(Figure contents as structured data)
•••

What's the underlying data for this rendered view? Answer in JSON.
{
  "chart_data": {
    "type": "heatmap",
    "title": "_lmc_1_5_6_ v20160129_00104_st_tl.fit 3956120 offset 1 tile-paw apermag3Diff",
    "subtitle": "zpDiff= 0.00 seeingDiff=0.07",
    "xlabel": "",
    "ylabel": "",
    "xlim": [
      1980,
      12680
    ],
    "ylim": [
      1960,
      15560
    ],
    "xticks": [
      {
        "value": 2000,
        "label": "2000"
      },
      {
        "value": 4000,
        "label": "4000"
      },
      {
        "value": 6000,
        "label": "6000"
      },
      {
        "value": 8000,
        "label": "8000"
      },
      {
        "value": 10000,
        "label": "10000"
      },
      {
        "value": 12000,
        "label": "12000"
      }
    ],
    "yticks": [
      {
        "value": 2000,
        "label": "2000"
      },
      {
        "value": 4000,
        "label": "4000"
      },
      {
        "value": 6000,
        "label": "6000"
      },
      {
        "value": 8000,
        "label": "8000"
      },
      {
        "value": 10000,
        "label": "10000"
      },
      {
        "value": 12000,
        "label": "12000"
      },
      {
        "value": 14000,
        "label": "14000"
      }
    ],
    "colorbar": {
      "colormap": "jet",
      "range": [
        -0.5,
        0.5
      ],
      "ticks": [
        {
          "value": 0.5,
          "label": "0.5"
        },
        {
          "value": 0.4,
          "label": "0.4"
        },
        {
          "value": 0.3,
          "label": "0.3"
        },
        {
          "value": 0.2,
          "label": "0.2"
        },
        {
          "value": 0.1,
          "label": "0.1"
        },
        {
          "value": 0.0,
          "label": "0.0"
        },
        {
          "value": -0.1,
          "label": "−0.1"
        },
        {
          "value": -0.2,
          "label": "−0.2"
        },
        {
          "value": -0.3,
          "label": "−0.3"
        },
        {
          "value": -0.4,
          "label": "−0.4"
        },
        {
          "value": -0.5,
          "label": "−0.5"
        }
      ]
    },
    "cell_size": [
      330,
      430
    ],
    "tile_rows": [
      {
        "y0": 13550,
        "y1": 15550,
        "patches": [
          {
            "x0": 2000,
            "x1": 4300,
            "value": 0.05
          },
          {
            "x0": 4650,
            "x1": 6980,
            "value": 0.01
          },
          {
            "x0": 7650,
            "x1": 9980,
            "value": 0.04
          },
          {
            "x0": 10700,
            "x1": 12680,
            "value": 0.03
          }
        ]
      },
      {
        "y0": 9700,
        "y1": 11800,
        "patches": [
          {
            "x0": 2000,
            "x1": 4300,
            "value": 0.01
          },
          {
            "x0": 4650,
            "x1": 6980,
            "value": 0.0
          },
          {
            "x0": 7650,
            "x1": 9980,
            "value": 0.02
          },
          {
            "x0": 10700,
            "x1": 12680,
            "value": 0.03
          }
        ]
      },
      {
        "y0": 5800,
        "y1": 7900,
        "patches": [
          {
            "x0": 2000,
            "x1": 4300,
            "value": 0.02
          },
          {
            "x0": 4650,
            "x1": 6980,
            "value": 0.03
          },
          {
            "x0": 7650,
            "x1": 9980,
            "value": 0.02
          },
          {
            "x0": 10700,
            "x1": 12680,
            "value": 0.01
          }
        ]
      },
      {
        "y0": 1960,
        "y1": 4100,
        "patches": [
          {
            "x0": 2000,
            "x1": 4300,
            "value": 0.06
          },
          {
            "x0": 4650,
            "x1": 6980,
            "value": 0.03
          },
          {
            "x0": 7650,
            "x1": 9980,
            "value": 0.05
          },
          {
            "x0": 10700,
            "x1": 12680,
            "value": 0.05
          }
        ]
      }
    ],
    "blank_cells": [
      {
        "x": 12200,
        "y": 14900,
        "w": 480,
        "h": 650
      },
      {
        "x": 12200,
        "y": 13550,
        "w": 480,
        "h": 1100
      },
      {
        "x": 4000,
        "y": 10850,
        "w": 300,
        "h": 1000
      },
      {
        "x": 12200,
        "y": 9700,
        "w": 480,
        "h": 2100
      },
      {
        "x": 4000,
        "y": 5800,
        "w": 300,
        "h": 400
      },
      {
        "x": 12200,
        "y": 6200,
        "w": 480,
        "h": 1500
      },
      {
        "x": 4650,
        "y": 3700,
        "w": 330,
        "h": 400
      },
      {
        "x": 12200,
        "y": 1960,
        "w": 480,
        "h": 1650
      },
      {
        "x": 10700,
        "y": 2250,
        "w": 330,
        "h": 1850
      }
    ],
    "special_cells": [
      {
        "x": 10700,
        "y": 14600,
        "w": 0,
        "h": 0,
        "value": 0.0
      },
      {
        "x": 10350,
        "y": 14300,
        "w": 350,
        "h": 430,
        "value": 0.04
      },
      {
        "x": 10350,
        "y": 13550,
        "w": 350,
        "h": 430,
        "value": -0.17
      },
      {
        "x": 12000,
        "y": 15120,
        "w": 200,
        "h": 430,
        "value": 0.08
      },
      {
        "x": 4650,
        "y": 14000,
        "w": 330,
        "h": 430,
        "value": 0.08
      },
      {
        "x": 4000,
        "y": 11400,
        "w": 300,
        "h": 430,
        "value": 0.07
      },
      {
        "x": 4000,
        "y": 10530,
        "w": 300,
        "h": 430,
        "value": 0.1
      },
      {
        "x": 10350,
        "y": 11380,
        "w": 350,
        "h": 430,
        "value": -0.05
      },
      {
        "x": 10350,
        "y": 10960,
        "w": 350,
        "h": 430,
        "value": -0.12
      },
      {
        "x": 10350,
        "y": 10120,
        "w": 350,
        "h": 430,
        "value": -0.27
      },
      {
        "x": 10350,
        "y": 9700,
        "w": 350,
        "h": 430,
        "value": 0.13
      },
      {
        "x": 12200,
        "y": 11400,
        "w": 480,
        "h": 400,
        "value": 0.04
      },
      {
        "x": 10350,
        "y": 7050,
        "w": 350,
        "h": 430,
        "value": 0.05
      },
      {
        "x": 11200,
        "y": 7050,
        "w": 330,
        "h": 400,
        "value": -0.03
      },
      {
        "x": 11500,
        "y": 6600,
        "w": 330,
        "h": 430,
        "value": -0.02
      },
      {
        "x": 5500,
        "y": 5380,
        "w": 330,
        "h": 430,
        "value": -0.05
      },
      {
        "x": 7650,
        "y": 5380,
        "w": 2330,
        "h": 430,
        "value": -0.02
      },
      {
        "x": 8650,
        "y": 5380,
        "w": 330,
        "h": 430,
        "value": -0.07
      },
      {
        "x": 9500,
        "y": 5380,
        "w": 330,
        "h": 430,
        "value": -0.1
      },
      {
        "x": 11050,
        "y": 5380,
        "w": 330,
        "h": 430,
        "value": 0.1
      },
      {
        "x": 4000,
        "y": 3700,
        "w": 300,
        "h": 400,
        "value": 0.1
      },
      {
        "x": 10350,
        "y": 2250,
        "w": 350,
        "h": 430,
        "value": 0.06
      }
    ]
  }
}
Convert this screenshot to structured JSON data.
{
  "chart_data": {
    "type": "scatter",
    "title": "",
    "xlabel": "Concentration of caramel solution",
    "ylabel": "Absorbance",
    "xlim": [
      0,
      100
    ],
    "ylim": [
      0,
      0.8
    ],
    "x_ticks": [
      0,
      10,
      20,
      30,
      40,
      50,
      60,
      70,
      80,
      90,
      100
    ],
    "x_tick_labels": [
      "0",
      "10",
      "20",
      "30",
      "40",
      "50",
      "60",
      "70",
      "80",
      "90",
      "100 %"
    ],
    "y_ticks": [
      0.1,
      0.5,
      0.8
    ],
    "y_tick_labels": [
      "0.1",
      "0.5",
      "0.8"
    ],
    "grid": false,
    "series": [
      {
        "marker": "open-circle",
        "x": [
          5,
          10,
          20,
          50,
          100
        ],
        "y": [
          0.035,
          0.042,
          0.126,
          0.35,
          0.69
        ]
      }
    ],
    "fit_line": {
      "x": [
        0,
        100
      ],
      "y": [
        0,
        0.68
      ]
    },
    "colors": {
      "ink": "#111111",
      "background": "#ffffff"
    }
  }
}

•••

> Stated problem:
Copy out all lines where the word "xlabel" appears.

> Written answer:
    "xlabel": "",
    "xlabel": "Concentration of caramel solution",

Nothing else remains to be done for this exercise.